>>>>
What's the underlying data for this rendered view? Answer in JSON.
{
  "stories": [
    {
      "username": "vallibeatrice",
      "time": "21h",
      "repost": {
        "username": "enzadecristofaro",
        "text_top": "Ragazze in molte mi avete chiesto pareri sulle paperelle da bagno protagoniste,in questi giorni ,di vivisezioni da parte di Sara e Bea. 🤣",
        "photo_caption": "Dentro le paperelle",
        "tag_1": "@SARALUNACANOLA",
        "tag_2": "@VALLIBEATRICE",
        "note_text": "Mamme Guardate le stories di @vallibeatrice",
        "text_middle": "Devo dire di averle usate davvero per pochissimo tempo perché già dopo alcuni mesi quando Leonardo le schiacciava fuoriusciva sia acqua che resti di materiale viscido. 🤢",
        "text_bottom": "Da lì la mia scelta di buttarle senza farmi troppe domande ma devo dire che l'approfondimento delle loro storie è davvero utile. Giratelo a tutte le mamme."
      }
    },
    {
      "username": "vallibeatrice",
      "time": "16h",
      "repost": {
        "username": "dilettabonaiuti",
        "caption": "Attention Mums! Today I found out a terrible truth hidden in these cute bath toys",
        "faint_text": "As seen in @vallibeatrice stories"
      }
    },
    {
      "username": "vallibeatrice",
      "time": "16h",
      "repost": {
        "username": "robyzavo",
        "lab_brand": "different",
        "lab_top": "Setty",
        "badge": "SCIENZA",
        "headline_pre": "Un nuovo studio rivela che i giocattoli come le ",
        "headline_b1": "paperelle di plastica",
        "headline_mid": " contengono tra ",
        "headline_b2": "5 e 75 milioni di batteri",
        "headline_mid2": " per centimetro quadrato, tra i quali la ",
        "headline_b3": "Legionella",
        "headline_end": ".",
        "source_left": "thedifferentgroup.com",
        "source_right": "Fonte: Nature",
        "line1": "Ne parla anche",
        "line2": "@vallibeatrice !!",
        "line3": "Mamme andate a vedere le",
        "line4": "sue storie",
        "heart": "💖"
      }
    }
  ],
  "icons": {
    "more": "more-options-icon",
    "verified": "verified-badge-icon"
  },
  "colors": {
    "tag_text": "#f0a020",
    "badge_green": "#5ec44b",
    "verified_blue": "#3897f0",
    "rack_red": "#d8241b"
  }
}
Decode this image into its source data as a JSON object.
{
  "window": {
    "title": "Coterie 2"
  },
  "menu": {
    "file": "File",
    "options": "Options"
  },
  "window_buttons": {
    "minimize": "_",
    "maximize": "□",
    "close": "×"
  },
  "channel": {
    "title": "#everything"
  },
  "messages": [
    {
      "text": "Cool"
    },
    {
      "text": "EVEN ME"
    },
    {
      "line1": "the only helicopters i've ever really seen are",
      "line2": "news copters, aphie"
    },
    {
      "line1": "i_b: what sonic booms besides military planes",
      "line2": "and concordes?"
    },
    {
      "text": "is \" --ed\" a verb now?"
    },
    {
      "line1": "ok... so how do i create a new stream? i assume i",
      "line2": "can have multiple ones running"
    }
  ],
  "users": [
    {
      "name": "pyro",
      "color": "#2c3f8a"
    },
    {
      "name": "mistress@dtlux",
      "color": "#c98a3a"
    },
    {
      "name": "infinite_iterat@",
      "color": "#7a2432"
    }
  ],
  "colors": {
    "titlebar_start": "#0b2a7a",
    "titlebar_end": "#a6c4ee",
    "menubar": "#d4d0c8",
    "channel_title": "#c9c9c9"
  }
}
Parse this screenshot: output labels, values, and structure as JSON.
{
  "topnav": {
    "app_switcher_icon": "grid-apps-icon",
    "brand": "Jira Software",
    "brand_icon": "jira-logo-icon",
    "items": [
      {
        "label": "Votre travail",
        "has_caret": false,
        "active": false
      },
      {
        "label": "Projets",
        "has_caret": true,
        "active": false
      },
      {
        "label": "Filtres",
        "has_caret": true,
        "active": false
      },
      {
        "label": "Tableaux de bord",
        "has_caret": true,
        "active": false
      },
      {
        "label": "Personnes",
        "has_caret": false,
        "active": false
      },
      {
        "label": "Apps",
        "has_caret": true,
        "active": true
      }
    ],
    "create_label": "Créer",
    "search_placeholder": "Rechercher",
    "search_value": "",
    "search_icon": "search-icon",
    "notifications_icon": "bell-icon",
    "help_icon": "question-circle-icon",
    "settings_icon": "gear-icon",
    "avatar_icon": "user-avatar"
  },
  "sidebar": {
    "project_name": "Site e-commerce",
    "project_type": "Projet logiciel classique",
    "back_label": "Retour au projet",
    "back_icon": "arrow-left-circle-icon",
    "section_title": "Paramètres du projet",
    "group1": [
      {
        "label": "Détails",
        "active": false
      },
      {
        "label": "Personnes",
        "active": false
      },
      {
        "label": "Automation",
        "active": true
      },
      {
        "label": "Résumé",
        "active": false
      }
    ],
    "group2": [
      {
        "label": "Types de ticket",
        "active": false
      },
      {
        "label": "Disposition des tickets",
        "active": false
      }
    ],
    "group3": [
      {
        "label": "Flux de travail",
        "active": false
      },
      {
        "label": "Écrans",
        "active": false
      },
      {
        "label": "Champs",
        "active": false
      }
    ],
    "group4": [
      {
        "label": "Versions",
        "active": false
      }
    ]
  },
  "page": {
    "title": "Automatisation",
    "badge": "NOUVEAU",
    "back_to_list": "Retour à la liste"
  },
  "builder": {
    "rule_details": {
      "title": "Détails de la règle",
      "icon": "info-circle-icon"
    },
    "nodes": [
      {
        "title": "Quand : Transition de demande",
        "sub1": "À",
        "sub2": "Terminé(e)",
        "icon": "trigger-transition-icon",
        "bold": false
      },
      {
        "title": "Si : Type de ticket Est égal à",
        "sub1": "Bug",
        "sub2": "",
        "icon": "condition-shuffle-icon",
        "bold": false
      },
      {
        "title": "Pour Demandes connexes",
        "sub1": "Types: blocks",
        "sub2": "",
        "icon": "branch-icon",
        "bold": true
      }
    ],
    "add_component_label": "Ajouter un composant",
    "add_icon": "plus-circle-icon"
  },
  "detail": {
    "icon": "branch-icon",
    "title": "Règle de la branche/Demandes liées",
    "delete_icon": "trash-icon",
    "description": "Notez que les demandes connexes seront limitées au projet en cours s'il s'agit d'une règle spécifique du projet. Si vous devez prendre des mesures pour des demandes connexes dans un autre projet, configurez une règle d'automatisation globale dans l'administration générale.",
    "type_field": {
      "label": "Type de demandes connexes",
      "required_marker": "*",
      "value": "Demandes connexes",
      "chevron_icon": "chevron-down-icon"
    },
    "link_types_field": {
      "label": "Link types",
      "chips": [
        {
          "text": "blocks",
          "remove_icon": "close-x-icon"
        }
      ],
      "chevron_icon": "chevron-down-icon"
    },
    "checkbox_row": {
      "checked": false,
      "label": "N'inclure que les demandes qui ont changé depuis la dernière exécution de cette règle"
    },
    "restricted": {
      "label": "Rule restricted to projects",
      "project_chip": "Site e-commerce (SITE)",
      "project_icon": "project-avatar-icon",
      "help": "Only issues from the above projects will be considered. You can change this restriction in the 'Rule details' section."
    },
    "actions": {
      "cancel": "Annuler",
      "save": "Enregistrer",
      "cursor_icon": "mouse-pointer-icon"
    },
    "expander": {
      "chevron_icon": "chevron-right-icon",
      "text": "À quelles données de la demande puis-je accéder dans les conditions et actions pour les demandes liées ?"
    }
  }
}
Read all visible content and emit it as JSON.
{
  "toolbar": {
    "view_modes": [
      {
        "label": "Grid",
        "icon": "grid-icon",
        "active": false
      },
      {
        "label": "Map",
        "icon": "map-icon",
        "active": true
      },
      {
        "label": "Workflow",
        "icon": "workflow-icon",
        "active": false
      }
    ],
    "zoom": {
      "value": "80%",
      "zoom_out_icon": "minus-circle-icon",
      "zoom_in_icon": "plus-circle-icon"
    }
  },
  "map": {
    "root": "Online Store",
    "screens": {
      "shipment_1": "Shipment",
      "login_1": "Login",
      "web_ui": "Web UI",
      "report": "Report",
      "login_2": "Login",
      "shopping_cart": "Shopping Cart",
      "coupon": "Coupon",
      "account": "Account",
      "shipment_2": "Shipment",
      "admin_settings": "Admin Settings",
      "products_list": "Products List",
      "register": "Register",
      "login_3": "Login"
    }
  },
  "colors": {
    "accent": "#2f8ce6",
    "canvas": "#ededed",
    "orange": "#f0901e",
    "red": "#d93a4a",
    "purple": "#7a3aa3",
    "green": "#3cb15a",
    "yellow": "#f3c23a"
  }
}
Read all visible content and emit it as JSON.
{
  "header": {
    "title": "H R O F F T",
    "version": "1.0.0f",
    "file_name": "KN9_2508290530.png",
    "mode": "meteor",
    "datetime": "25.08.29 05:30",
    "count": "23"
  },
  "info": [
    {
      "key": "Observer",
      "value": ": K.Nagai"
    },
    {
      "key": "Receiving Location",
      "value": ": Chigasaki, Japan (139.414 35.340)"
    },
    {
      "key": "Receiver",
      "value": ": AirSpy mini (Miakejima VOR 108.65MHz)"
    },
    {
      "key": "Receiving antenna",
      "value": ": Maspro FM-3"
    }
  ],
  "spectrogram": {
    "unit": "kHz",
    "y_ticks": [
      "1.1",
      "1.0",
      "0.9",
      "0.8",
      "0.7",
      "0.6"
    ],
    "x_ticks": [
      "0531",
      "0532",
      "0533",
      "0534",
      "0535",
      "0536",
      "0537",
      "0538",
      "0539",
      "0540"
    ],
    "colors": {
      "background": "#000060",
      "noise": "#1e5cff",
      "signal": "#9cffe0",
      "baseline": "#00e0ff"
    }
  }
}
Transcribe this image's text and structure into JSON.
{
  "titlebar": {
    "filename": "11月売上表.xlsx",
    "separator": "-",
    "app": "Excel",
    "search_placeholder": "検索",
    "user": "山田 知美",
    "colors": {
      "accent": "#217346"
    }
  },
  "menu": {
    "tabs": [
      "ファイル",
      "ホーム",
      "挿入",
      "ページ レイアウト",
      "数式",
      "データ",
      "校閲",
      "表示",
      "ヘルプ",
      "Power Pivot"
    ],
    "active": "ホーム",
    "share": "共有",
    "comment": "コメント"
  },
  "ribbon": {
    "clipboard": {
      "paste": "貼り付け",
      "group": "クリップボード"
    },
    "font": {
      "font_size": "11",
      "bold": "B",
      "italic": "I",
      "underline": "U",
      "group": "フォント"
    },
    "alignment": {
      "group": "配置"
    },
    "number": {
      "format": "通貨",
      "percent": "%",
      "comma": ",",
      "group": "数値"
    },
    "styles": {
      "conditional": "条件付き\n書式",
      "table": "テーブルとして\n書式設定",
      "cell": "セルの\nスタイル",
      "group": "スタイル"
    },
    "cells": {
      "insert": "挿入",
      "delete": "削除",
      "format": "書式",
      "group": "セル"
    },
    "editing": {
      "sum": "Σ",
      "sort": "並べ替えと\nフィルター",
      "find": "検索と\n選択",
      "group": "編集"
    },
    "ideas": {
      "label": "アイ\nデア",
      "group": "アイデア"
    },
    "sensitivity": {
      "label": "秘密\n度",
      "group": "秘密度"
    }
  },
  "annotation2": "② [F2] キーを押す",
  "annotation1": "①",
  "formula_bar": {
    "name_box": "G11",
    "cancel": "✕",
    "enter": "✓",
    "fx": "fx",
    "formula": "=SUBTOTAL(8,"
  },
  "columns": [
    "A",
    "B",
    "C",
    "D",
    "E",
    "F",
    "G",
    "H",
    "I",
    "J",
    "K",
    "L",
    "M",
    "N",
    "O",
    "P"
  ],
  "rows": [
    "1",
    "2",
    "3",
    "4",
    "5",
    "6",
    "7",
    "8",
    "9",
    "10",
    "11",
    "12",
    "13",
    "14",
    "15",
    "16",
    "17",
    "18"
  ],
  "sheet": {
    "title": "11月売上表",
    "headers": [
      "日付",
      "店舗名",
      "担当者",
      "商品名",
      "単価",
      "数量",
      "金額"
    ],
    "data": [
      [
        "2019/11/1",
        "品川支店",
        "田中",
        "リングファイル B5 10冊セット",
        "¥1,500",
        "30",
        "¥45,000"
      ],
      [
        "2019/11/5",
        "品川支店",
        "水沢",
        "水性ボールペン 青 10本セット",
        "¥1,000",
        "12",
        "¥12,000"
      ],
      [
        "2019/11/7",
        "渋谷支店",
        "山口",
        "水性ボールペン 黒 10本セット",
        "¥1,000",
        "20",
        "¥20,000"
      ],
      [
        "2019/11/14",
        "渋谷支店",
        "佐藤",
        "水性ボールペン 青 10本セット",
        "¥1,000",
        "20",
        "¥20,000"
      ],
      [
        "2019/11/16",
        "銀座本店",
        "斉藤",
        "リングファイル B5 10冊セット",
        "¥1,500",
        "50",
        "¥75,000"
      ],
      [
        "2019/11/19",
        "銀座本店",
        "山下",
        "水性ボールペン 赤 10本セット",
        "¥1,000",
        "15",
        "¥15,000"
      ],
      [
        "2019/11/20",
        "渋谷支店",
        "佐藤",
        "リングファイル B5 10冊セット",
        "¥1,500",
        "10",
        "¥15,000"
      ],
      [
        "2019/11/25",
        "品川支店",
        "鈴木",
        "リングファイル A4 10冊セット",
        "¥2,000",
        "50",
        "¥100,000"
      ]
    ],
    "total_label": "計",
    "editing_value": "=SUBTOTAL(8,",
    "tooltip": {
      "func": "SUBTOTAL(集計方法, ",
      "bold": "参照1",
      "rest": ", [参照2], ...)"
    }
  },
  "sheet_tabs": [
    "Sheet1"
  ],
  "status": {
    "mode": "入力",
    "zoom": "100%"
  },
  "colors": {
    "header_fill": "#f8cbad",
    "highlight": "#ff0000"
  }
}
<<<<
- WORK REQUIRED
Identify each line in the records above that contains the word "plus", and copy it out in full.

- EXPECTED OUTPUT
    "add_icon": "plus-circle-icon"
      "zoom_in_icon": "plus-circle-icon"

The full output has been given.